Pictures stay out of your copy, but everything else in the records below must be repeated exactly.

DATA FOR THIS EXERCISE =
=-=-=

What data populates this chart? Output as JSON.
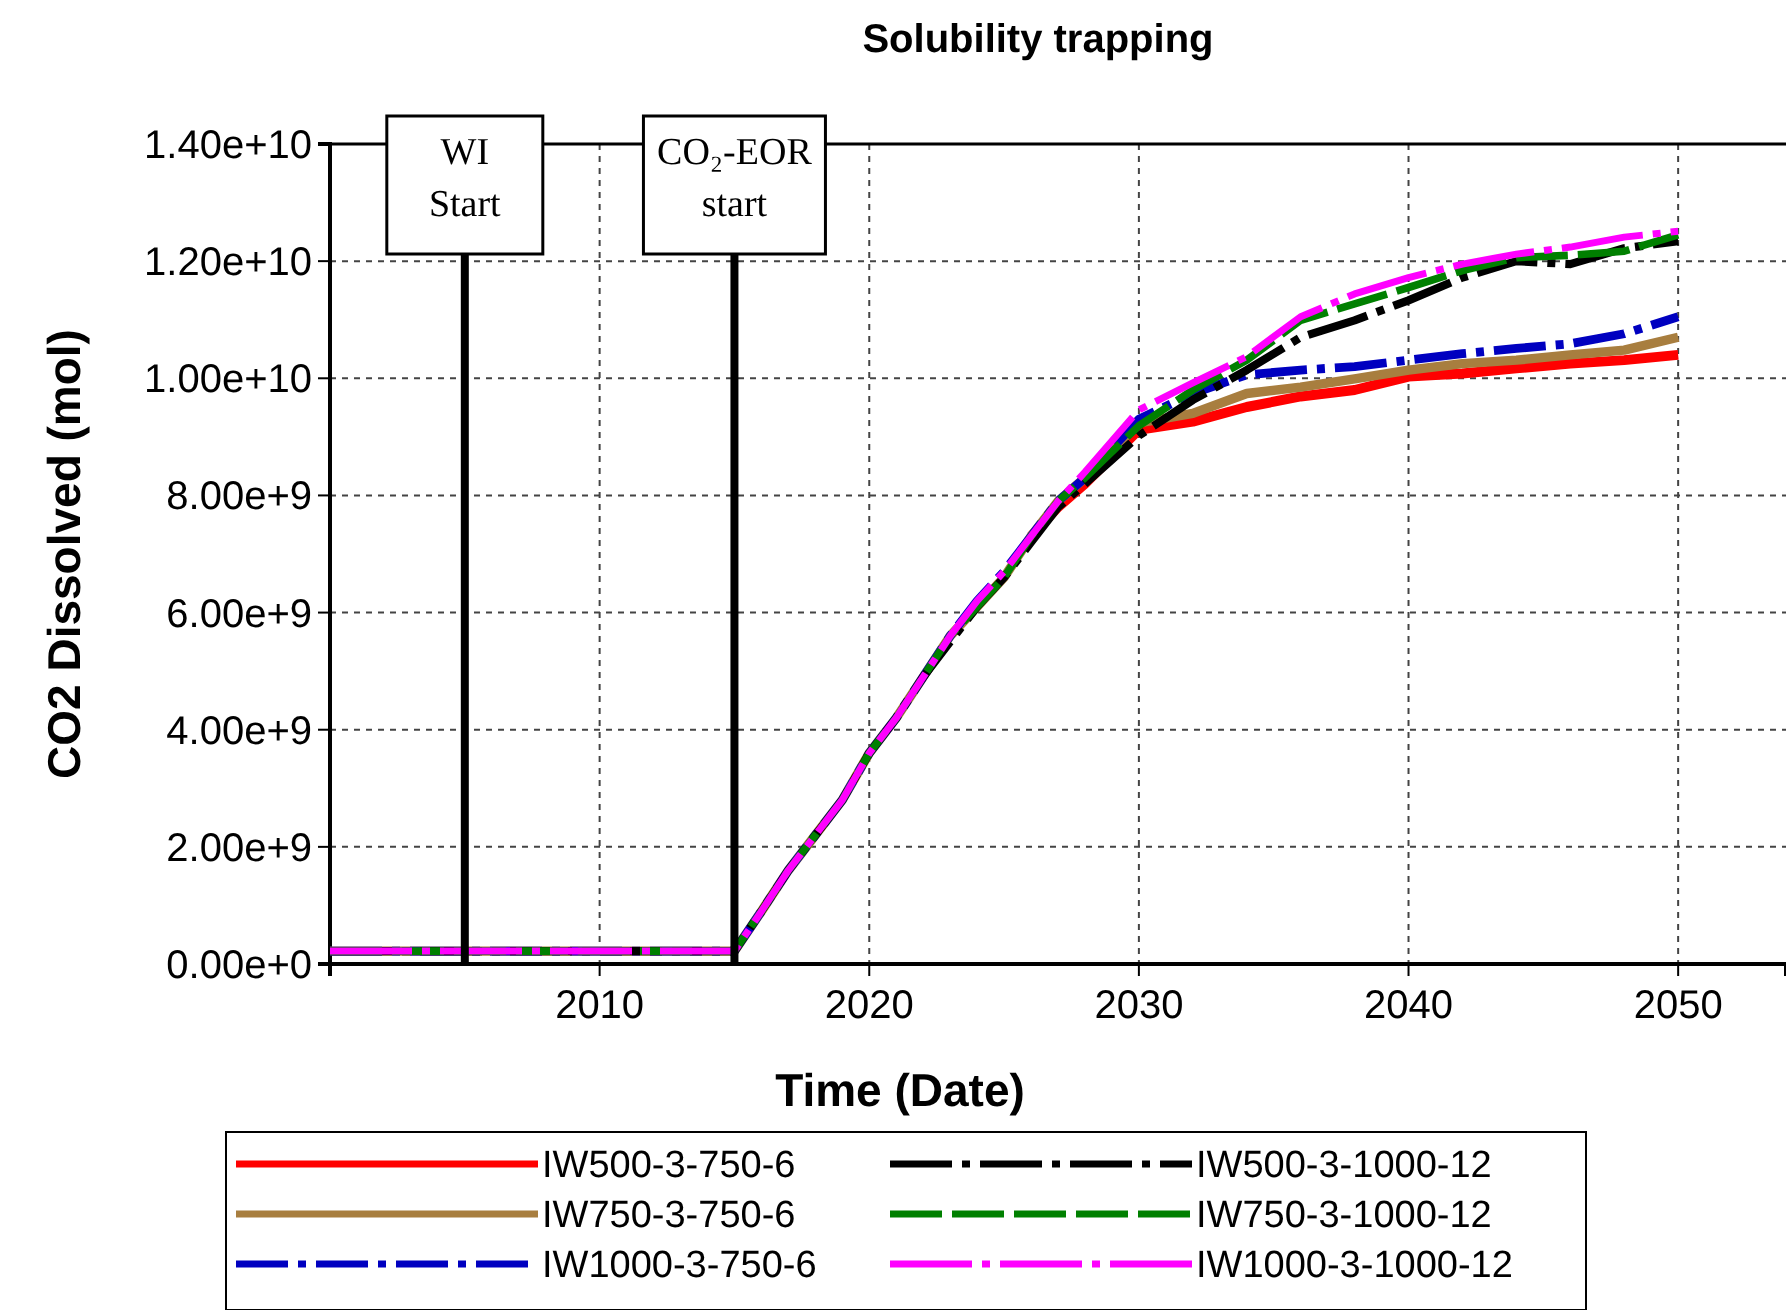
{
  "chart_data": {
    "type": "line",
    "title": "Solubility trapping",
    "xlabel": "Time (Date)",
    "ylabel": "CO2 Dissolved (mol)",
    "x": [
      2000,
      2015,
      2016,
      2017,
      2018,
      2019,
      2020,
      2021,
      2022,
      2023,
      2024,
      2025,
      2026,
      2027,
      2028,
      2030,
      2032,
      2034,
      2036,
      2038,
      2040,
      2042,
      2044,
      2046,
      2048,
      2050
    ],
    "series": [
      {
        "name": "IW500-3-750-6",
        "color": "#ff0000",
        "line_style": "solid",
        "values": [
          null,
          null,
          null,
          null,
          null,
          null,
          null,
          null,
          null,
          null,
          null,
          null,
          7300000000,
          7800000000,
          8200000000,
          9120000000,
          9260000000,
          9510000000,
          9690000000,
          9800000000,
          10030000000,
          10080000000,
          10170000000,
          10250000000,
          10310000000,
          10400000000
        ]
      },
      {
        "name": "IW750-3-750-6",
        "color": "#a87e3f",
        "line_style": "solid",
        "values": [
          220000000,
          220000000,
          900000000,
          1600000000,
          2200000000,
          2800000000,
          3600000000,
          4200000000,
          4900000000,
          5600000000,
          6100000000,
          6600000000,
          7300000000,
          7900000000,
          8300000000,
          9240000000,
          9400000000,
          9740000000,
          9850000000,
          9990000000,
          10140000000,
          10250000000,
          10310000000,
          10400000000,
          10480000000,
          10700000000
        ]
      },
      {
        "name": "IW1000-3-750-6",
        "color": "#0000c0",
        "line_style": "dashed",
        "values": [
          220000000,
          220000000,
          900000000,
          1600000000,
          2200000000,
          2800000000,
          3600000000,
          4200000000,
          4900000000,
          5600000000,
          6200000000,
          6700000000,
          7300000000,
          7900000000,
          8300000000,
          9300000000,
          9740000000,
          10060000000,
          10140000000,
          10200000000,
          10310000000,
          10420000000,
          10510000000,
          10590000000,
          10760000000,
          11050000000
        ]
      },
      {
        "name": "IW500-3-1000-12",
        "color": "#000000",
        "line_style": "dashed",
        "values": [
          220000000,
          220000000,
          900000000,
          1600000000,
          2200000000,
          2800000000,
          3600000000,
          4200000000,
          4900000000,
          5500000000,
          6100000000,
          6600000000,
          7200000000,
          7800000000,
          8200000000,
          9020000000,
          9630000000,
          10140000000,
          10700000000,
          10990000000,
          11330000000,
          11720000000,
          12000000000,
          11950000000,
          12220000000,
          12340000000
        ]
      },
      {
        "name": "IW750-3-1000-12",
        "color": "#008000",
        "line_style": "dotted",
        "values": [
          220000000,
          220000000,
          900000000,
          1600000000,
          2200000000,
          2800000000,
          3600000000,
          4200000000,
          4900000000,
          5600000000,
          6100000000,
          6600000000,
          7300000000,
          7900000000,
          8300000000,
          9190000000,
          9800000000,
          10310000000,
          10990000000,
          11270000000,
          11550000000,
          11840000000,
          12060000000,
          12100000000,
          12170000000,
          12450000000
        ]
      },
      {
        "name": "IW1000-3-1000-12",
        "color": "#ff00ff",
        "line_style": "dashed",
        "values": [
          220000000,
          220000000,
          900000000,
          1600000000,
          2200000000,
          2800000000,
          3600000000,
          4200000000,
          4900000000,
          5600000000,
          6200000000,
          6700000000,
          7300000000,
          7900000000,
          8400000000,
          9460000000,
          9920000000,
          10370000000,
          11050000000,
          11440000000,
          11720000000,
          11950000000,
          12120000000,
          12240000000,
          12410000000,
          12510000000
        ]
      }
    ],
    "xlim": [
      2000,
      2054
    ],
    "xticks": [
      2010,
      2020,
      2030,
      2040,
      2050
    ],
    "ylim": [
      0,
      14000000000
    ],
    "yticks": [
      {
        "value": 0,
        "label": "0.00e+0"
      },
      {
        "value": 2000000000,
        "label": "2.00e+9"
      },
      {
        "value": 4000000000,
        "label": "4.00e+9"
      },
      {
        "value": 6000000000,
        "label": "6.00e+9"
      },
      {
        "value": 8000000000,
        "label": "8.00e+9"
      },
      {
        "value": 10000000000,
        "label": "1.00e+10"
      },
      {
        "value": 12000000000,
        "label": "1.20e+10"
      },
      {
        "value": 14000000000,
        "label": "1.40e+10"
      }
    ],
    "grid": true,
    "legend": "bottom",
    "marker": "none",
    "ref_lines": [
      {
        "axis": "x",
        "value": 2005,
        "label": "WI Start",
        "color": "#000000"
      },
      {
        "axis": "x",
        "value": 2015,
        "label": "CO₂-EOR start",
        "color": "#000000"
      }
    ]
  }
}
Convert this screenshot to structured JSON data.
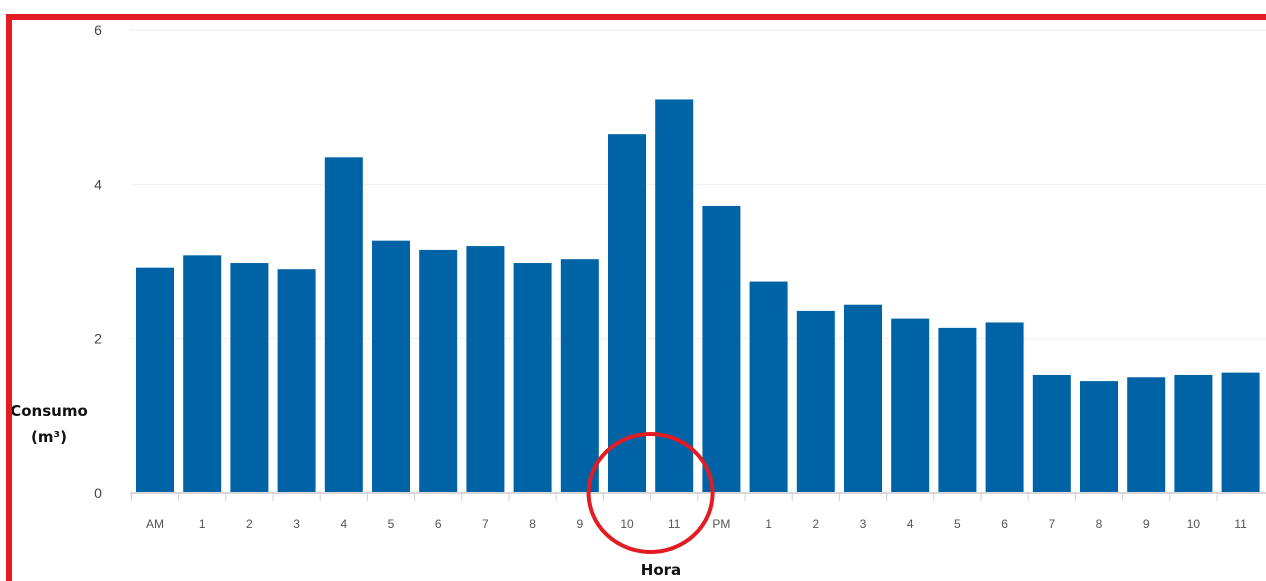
{
  "chart_data": {
    "type": "bar",
    "xlabel": "Hora",
    "ylabel_line1": "Consumo",
    "ylabel_line2": "(m³)",
    "ylim": [
      0,
      6
    ],
    "yticks": [
      "0",
      "2",
      "4",
      "6"
    ],
    "grid": true,
    "categories": [
      "AM",
      "1",
      "2",
      "3",
      "4",
      "5",
      "6",
      "7",
      "8",
      "9",
      "10",
      "11",
      "PM",
      "1",
      "2",
      "3",
      "4",
      "5",
      "6",
      "7",
      "8",
      "9",
      "10",
      "11"
    ],
    "values": [
      2.92,
      3.08,
      2.98,
      2.9,
      4.35,
      3.27,
      3.15,
      3.2,
      2.98,
      3.03,
      4.65,
      5.1,
      3.72,
      2.74,
      2.36,
      2.44,
      2.26,
      2.14,
      2.21,
      1.53,
      1.45,
      1.5,
      1.53,
      1.56
    ],
    "bar_color": "#0063a6",
    "highlight_categories": [
      10,
      11
    ],
    "highlight_color": "#e31c23",
    "frame_color": "#e31c23"
  }
}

=-=-=

WRITTEN RESPONSE =
What data populates this chart? Output as JSON.
{
  "chart_data": {
    "type": "line",
    "title": "Solubility trapping",
    "xlabel": "Time (Date)",
    "ylabel": "CO2 Dissolved (mol)",
    "x": [
      2000,
      2015,
      2016,
      2017,
      2018,
      2019,
      2020,
      2021,
      2022,
      2023,
      2024,
      2025,
      2026,
      2027,
      2028,
      2030,
      2032,
      2034,
      2036,
      2038,
      2040,
      2042,
      2044,
      2046,
      2048,
      2050
    ],
    "series": [
      {
        "name": "IW500-3-750-6",
        "color": "#ff0000",
        "line_style": "solid",
        "values": [
          null,
          null,
          null,
          null,
          null,
          null,
          null,
          null,
          null,
          null,
          null,
          null,
          7300000000,
          7800000000,
          8200000000,
          9120000000,
          9260000000,
          9510000000,
          9690000000,
          9800000000,
          10030000000,
          10080000000,
          10170000000,
          10250000000,
          10310000000,
          10400000000
        ]
      },
      {
        "name": "IW750-3-750-6",
        "color": "#a87e3f",
        "line_style": "solid",
        "values": [
          220000000,
          220000000,
          900000000,
          1600000000,
          2200000000,
          2800000000,
          3600000000,
          4200000000,
          4900000000,
          5600000000,
          6100000000,
          6600000000,
          7300000000,
          7900000000,
          8300000000,
          9240000000,
          9400000000,
          9740000000,
          9850000000,
          9990000000,
          10140000000,
          10250000000,
          10310000000,
          10400000000,
          10480000000,
          10700000000
        ]
      },
      {
        "name": "IW1000-3-750-6",
        "color": "#0000c0",
        "line_style": "dashed",
        "values": [
          220000000,
          220000000,
          900000000,
          1600000000,
          2200000000,
          2800000000,
          3600000000,
          4200000000,
          4900000000,
          5600000000,
          6200000000,
          6700000000,
          7300000000,
          7900000000,
          8300000000,
          9300000000,
          9740000000,
          10060000000,
          10140000000,
          10200000000,
          10310000000,
          10420000000,
          10510000000,
          10590000000,
          10760000000,
          11050000000
        ]
      },
      {
        "name": "IW500-3-1000-12",
        "color": "#000000",
        "line_style": "dashed",
        "values": [
          220000000,
          220000000,
          900000000,
          1600000000,
          2200000000,
          2800000000,
          3600000000,
          4200000000,
          4900000000,
          5500000000,
          6100000000,
          6600000000,
          7200000000,
          7800000000,
          8200000000,
          9020000000,
          9630000000,
          10140000000,
          10700000000,
          10990000000,
          11330000000,
          11720000000,
          12000000000,
          11950000000,
          12220000000,
          12340000000
        ]
      },
      {
        "name": "IW750-3-1000-12",
        "color": "#008000",
        "line_style": "dotted",
        "values": [
          220000000,
          220000000,
          900000000,
          1600000000,
          2200000000,
          2800000000,
          3600000000,
          4200000000,
          4900000000,
          5600000000,
          6100000000,
          6600000000,
          7300000000,
          7900000000,
          8300000000,
          9190000000,
          9800000000,
          10310000000,
          10990000000,
          11270000000,
          11550000000,
          11840000000,
          12060000000,
          12100000000,
          12170000000,
          12450000000
        ]
      },
      {
        "name": "IW1000-3-1000-12",
        "color": "#ff00ff",
        "line_style": "dashed",
        "values": [
          220000000,
          220000000,
          900000000,
          1600000000,
          2200000000,
          2800000000,
          3600000000,
          4200000000,
          4900000000,
          5600000000,
          6200000000,
          6700000000,
          7300000000,
          7900000000,
          8400000000,
          9460000000,
          9920000000,
          10370000000,
          11050000000,
          11440000000,
          11720000000,
          11950000000,
          12120000000,
          12240000000,
          12410000000,
          12510000000
        ]
      }
    ],
    "xlim": [
      2000,
      2054
    ],
    "xticks": [
      2010,
      2020,
      2030,
      2040,
      2050
    ],
    "ylim": [
      0,
      14000000000
    ],
    "yticks": [
      {
        "value": 0,
        "label": "0.00e+0"
      },
      {
        "value": 2000000000,
        "label": "2.00e+9"
      },
      {
        "value": 4000000000,
        "label": "4.00e+9"
      },
      {
        "value": 6000000000,
        "label": "6.00e+9"
      },
      {
        "value": 8000000000,
        "label": "8.00e+9"
      },
      {
        "value": 10000000000,
        "label": "1.00e+10"
      },
      {
        "value": 12000000000,
        "label": "1.20e+10"
      },
      {
        "value": 14000000000,
        "label": "1.40e+10"
      }
    ],
    "grid": true,
    "legend": "bottom",
    "marker": "none",
    "ref_lines": [
      {
        "axis": "x",
        "value": 2005,
        "label": "WI Start",
        "color": "#000000"
      },
      {
        "axis": "x",
        "value": 2015,
        "label": "CO₂-EOR start",
        "color": "#000000"
      }
    ]
  }
}
Convert this screenshot to structured JSON data.
{
  "chart_data": {
    "type": "bar",
    "xlabel": "Hora",
    "ylabel_line1": "Consumo",
    "ylabel_line2": "(m³)",
    "ylim": [
      0,
      6
    ],
    "yticks": [
      "0",
      "2",
      "4",
      "6"
    ],
    "grid": true,
    "categories": [
      "AM",
      "1",
      "2",
      "3",
      "4",
      "5",
      "6",
      "7",
      "8",
      "9",
      "10",
      "11",
      "PM",
      "1",
      "2",
      "3",
      "4",
      "5",
      "6",
      "7",
      "8",
      "9",
      "10",
      "11"
    ],
    "values": [
      2.92,
      3.08,
      2.98,
      2.9,
      4.35,
      3.27,
      3.15,
      3.2,
      2.98,
      3.03,
      4.65,
      5.1,
      3.72,
      2.74,
      2.36,
      2.44,
      2.26,
      2.14,
      2.21,
      1.53,
      1.45,
      1.5,
      1.53,
      1.56
    ],
    "bar_color": "#0063a6",
    "highlight_categories": [
      10,
      11
    ],
    "highlight_color": "#e31c23",
    "frame_color": "#e31c23"
  }
}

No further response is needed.